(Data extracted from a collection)
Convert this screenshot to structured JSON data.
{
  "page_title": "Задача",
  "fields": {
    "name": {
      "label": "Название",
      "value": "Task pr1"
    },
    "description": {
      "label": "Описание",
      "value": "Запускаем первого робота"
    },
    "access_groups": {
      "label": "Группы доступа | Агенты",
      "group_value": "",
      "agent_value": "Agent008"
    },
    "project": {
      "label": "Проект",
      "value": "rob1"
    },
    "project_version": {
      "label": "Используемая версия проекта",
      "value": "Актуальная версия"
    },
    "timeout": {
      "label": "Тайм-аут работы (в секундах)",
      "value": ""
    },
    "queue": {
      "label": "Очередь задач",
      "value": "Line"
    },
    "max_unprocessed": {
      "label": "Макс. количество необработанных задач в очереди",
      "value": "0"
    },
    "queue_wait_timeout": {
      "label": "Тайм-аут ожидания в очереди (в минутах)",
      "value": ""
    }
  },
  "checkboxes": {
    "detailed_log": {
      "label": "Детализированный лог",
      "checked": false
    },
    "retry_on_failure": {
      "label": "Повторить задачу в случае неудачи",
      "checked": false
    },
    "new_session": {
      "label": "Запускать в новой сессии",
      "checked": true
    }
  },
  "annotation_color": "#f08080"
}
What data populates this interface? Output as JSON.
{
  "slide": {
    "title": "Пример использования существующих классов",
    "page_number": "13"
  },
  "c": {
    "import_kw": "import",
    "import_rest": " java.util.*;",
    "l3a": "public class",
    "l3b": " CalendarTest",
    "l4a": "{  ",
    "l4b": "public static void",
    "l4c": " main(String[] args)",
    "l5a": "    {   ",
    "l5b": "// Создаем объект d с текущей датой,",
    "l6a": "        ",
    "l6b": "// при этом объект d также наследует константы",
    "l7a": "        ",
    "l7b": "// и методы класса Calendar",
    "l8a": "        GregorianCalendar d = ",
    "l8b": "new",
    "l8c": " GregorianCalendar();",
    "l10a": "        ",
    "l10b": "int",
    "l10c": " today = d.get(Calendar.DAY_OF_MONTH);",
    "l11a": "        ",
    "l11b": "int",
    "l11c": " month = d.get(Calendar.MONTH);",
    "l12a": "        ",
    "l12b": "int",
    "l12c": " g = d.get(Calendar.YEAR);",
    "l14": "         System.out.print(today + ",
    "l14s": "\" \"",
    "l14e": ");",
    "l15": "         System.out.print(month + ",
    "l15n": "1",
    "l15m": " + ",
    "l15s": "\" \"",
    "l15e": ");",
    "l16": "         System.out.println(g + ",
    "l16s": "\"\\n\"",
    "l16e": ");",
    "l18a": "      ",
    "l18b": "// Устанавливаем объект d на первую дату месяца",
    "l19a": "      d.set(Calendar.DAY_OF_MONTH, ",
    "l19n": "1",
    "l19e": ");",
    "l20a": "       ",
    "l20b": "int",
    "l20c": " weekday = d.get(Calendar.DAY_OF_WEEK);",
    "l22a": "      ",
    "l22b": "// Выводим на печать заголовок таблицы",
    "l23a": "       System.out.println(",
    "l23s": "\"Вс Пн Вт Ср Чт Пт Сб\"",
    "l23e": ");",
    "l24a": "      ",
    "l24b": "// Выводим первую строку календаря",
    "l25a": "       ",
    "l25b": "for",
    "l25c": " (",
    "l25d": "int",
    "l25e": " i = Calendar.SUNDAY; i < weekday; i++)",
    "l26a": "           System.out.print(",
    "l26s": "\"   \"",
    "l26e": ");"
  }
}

Exercise task.
Return all lines containing the word "Выводим".

Output for this exercise.
    "l22b": "// Выводим на печать заголовок таблицы",
    "l24b": "// Выводим первую строку календаря",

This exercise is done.